* Task to complete
Every line of the records below should be restated exactly.

* Supplied data
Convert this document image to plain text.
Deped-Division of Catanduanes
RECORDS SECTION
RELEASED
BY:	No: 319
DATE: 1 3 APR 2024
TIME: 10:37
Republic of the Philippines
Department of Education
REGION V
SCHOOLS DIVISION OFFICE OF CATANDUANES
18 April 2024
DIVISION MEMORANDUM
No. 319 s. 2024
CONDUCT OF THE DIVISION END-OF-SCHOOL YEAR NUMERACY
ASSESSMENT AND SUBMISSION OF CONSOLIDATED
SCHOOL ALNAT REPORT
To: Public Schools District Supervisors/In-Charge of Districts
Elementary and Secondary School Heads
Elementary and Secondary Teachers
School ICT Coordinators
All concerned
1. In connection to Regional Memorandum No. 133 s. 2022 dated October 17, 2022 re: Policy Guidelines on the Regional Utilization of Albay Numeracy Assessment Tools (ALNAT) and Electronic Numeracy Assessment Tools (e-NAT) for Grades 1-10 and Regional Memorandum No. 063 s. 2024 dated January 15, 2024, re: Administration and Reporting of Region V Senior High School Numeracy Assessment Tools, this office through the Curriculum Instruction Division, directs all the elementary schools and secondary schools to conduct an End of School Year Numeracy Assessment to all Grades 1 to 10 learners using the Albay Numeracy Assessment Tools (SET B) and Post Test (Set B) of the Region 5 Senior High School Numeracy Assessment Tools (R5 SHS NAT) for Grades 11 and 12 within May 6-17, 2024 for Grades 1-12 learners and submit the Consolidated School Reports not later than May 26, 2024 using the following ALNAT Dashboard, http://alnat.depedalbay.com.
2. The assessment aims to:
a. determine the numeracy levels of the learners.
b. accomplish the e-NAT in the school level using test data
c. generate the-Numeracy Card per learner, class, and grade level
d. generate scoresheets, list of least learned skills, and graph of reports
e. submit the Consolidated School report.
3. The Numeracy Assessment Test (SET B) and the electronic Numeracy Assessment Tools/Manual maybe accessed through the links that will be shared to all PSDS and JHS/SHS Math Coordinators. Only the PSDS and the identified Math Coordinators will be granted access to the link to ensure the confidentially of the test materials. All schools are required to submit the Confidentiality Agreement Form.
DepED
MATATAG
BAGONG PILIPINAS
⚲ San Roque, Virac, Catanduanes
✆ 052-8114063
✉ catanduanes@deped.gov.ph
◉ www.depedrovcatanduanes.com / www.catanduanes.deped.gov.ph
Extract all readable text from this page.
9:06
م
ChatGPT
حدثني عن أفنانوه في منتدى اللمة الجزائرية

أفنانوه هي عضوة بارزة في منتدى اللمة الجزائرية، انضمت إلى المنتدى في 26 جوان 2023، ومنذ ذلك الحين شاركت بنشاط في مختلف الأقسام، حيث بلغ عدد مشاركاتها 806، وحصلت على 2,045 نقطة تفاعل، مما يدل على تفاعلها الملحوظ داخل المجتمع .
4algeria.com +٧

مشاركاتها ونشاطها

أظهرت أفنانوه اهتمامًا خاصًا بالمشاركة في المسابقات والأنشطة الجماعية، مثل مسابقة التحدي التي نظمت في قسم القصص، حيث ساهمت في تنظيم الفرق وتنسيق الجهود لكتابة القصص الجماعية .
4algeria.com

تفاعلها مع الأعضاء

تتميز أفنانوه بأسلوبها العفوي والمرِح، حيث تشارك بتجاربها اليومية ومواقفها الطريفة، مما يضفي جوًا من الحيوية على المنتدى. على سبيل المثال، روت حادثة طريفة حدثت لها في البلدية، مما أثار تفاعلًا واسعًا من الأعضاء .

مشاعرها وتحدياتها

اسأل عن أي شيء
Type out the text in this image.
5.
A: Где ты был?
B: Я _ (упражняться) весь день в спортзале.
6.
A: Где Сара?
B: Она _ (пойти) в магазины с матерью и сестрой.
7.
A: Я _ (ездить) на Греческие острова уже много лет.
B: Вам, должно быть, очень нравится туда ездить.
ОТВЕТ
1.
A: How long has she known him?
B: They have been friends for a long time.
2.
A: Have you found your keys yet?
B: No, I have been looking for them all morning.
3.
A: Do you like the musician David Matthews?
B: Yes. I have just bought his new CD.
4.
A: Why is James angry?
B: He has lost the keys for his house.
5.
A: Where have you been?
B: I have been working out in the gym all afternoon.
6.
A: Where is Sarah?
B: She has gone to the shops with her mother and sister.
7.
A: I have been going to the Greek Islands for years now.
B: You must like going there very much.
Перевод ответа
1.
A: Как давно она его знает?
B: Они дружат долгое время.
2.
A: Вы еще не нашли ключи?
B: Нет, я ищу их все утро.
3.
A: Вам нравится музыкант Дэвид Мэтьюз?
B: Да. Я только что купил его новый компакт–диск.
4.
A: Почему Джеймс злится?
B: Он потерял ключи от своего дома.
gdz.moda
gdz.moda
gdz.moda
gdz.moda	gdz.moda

* Solution to this exercise
Convert this document image to plain text.
Deped-Division of Catanduanes
RECORDS SECTION
RELEASED
BY:	No: 319
DATE: 1 3 APR 2024
TIME: 10:37
Republic of the Philippines
Department of Education
REGION V
SCHOOLS DIVISION OFFICE OF CATANDUANES
18 April 2024
DIVISION MEMORANDUM
No. 319 s. 2024
CONDUCT OF THE DIVISION END-OF-SCHOOL YEAR NUMERACY
ASSESSMENT AND SUBMISSION OF CONSOLIDATED
SCHOOL ALNAT REPORT
To: Public Schools District Supervisors/In-Charge of Districts
Elementary and Secondary School Heads
Elementary and Secondary Teachers
School ICT Coordinators
All concerned
1. In connection to Regional Memorandum No. 133 s. 2022 dated October 17, 2022 re: Policy Guidelines on the Regional Utilization of Albay Numeracy Assessment Tools (ALNAT) and Electronic Numeracy Assessment Tools (e-NAT) for Grades 1-10 and Regional Memorandum No. 063 s. 2024 dated January 15, 2024, re: Administration and Reporting of Region V Senior High School Numeracy Assessment Tools, this office through the Curriculum Instruction Division, directs all the elementary schools and secondary schools to conduct an End of School Year Numeracy Assessment to all Grades 1 to 10 learners using the Albay Numeracy Assessment Tools (SET B) and Post Test (Set B) of the Region 5 Senior High School Numeracy Assessment Tools (R5 SHS NAT) for Grades 11 and 12 within May 6-17, 2024 for Grades 1-12 learners and submit the Consolidated School Reports not later than May 26, 2024 using the following ALNAT Dashboard, http://alnat.depedalbay.com.
2. The assessment aims to:
a. determine the numeracy levels of the learners.
b. accomplish the e-NAT in the school level using test data
c. generate the-Numeracy Card per learner, class, and grade level
d. generate scoresheets, list of least learned skills, and graph of reports
e. submit the Consolidated School report.
3. The Numeracy Assessment Test (SET B) and the electronic Numeracy Assessment Tools/Manual maybe accessed through the links that will be shared to all PSDS and JHS/SHS Math Coordinators. Only the PSDS and the identified Math Coordinators will be granted access to the link to ensure the confidentially of the test materials. All schools are required to submit the Confidentiality Agreement Form.
DepED
MATATAG
BAGONG PILIPINAS
⚲ San Roque, Virac, Catanduanes
✆ 052-8114063
✉ catanduanes@deped.gov.ph
◉ www.depedrovcatanduanes.com / www.catanduanes.deped.gov.ph
Extract all readable text from this page.
9:06
م
ChatGPT
حدثني عن أفنانوه في منتدى اللمة الجزائرية

أفنانوه هي عضوة بارزة في منتدى اللمة الجزائرية، انضمت إلى المنتدى في 26 جوان 2023، ومنذ ذلك الحين شاركت بنشاط في مختلف الأقسام، حيث بلغ عدد مشاركاتها 806، وحصلت على 2,045 نقطة تفاعل، مما يدل على تفاعلها الملحوظ داخل المجتمع .
4algeria.com +٧

مشاركاتها ونشاطها

أظهرت أفنانوه اهتمامًا خاصًا بالمشاركة في المسابقات والأنشطة الجماعية، مثل مسابقة التحدي التي نظمت في قسم القصص، حيث ساهمت في تنظيم الفرق وتنسيق الجهود لكتابة القصص الجماعية .
4algeria.com

تفاعلها مع الأعضاء

تتميز أفنانوه بأسلوبها العفوي والمرِح، حيث تشارك بتجاربها اليومية ومواقفها الطريفة، مما يضفي جوًا من الحيوية على المنتدى. على سبيل المثال، روت حادثة طريفة حدثت لها في البلدية، مما أثار تفاعلًا واسعًا من الأعضاء .

مشاعرها وتحدياتها

اسأل عن أي شيء
Type out the text in this image.
5.
A: Где ты был?
B: Я _ (упражняться) весь день в спортзале.
6.
A: Где Сара?
B: Она _ (пойти) в магазины с матерью и сестрой.
7.
A: Я _ (ездить) на Греческие острова уже много лет.
B: Вам, должно быть, очень нравится туда ездить.
ОТВЕТ
1.
A: How long has she known him?
B: They have been friends for a long time.
2.
A: Have you found your keys yet?
B: No, I have been looking for them all morning.
3.
A: Do you like the musician David Matthews?
B: Yes. I have just bought his new CD.
4.
A: Why is James angry?
B: He has lost the keys for his house.
5.
A: Where have you been?
B: I have been working out in the gym all afternoon.
6.
A: Where is Sarah?
B: She has gone to the shops with her mother and sister.
7.
A: I have been going to the Greek Islands for years now.
B: You must like going there very much.
Перевод ответа
1.
A: Как давно она его знает?
B: Они дружат долгое время.
2.
A: Вы еще не нашли ключи?
B: Нет, я ищу их все утро.
3.
A: Вам нравится музыкант Дэвид Мэтьюз?
B: Да. Я только что купил его новый компакт–диск.
4.
A: Почему Джеймс злится?
B: Он потерял ключи от своего дома.
gdz.moda
gdz.moda
gdz.moda
gdz.moda	gdz.moda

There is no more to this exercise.